- Records for the task
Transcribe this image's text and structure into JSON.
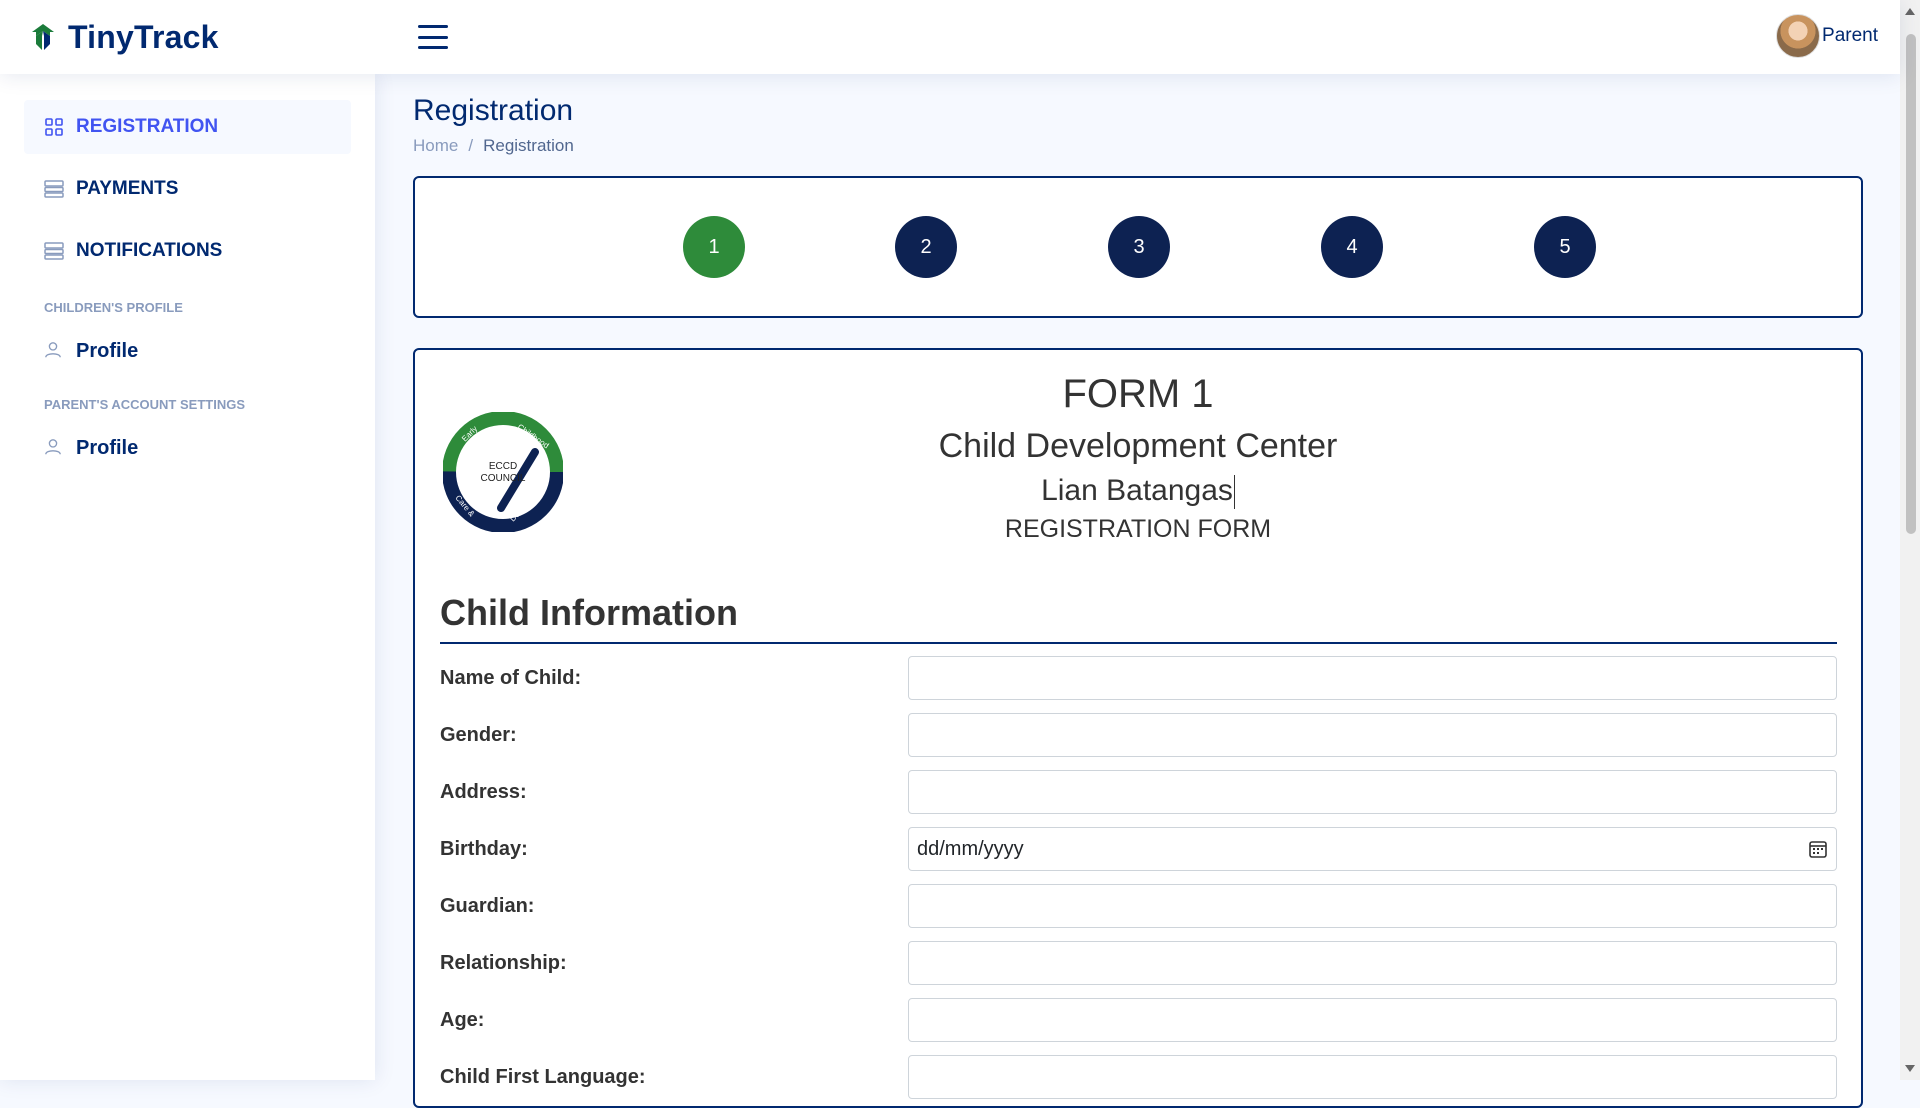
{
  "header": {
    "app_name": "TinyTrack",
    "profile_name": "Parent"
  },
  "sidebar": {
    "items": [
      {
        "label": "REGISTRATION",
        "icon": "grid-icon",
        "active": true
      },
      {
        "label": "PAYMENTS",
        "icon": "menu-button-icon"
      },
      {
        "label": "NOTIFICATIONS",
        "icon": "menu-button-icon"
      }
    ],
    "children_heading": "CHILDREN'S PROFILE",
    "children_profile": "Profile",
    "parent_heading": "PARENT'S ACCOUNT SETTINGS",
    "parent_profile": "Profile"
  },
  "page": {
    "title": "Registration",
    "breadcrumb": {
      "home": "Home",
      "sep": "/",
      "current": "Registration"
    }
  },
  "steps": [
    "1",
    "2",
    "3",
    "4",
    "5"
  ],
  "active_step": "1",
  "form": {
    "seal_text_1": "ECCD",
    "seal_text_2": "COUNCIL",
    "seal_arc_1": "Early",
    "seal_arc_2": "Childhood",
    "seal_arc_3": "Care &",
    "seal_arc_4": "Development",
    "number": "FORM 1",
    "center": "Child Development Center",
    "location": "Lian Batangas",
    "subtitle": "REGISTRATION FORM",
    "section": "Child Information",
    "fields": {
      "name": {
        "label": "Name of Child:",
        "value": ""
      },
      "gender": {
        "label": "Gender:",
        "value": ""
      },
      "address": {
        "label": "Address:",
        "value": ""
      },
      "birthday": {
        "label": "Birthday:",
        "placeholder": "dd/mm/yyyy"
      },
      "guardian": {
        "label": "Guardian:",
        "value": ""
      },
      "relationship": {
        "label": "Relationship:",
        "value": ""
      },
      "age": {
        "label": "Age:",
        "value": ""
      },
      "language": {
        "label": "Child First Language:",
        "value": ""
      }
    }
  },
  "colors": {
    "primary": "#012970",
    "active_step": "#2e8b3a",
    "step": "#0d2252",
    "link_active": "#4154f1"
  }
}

- Exercise task
Reproduce each entry precisely, dropping only the pictures.

- Output of the task
Transcribe this image's text and structure into JSON.
{
  "header": {
    "app_name": "TinyTrack",
    "profile_name": "Parent"
  },
  "sidebar": {
    "items": [
      {
        "label": "REGISTRATION",
        "icon": "grid-icon",
        "active": true
      },
      {
        "label": "PAYMENTS",
        "icon": "menu-button-icon"
      },
      {
        "label": "NOTIFICATIONS",
        "icon": "menu-button-icon"
      }
    ],
    "children_heading": "CHILDREN'S PROFILE",
    "children_profile": "Profile",
    "parent_heading": "PARENT'S ACCOUNT SETTINGS",
    "parent_profile": "Profile"
  },
  "page": {
    "title": "Registration",
    "breadcrumb": {
      "home": "Home",
      "sep": "/",
      "current": "Registration"
    }
  },
  "steps": [
    "1",
    "2",
    "3",
    "4",
    "5"
  ],
  "active_step": "1",
  "form": {
    "seal_text_1": "ECCD",
    "seal_text_2": "COUNCIL",
    "seal_arc_1": "Early",
    "seal_arc_2": "Childhood",
    "seal_arc_3": "Care &",
    "seal_arc_4": "Development",
    "number": "FORM 1",
    "center": "Child Development Center",
    "location": "Lian Batangas",
    "subtitle": "REGISTRATION FORM",
    "section": "Child Information",
    "fields": {
      "name": {
        "label": "Name of Child:",
        "value": ""
      },
      "gender": {
        "label": "Gender:",
        "value": ""
      },
      "address": {
        "label": "Address:",
        "value": ""
      },
      "birthday": {
        "label": "Birthday:",
        "placeholder": "dd/mm/yyyy"
      },
      "guardian": {
        "label": "Guardian:",
        "value": ""
      },
      "relationship": {
        "label": "Relationship:",
        "value": ""
      },
      "age": {
        "label": "Age:",
        "value": ""
      },
      "language": {
        "label": "Child First Language:",
        "value": ""
      }
    }
  },
  "colors": {
    "primary": "#012970",
    "active_step": "#2e8b3a",
    "step": "#0d2252",
    "link_active": "#4154f1"
  }
}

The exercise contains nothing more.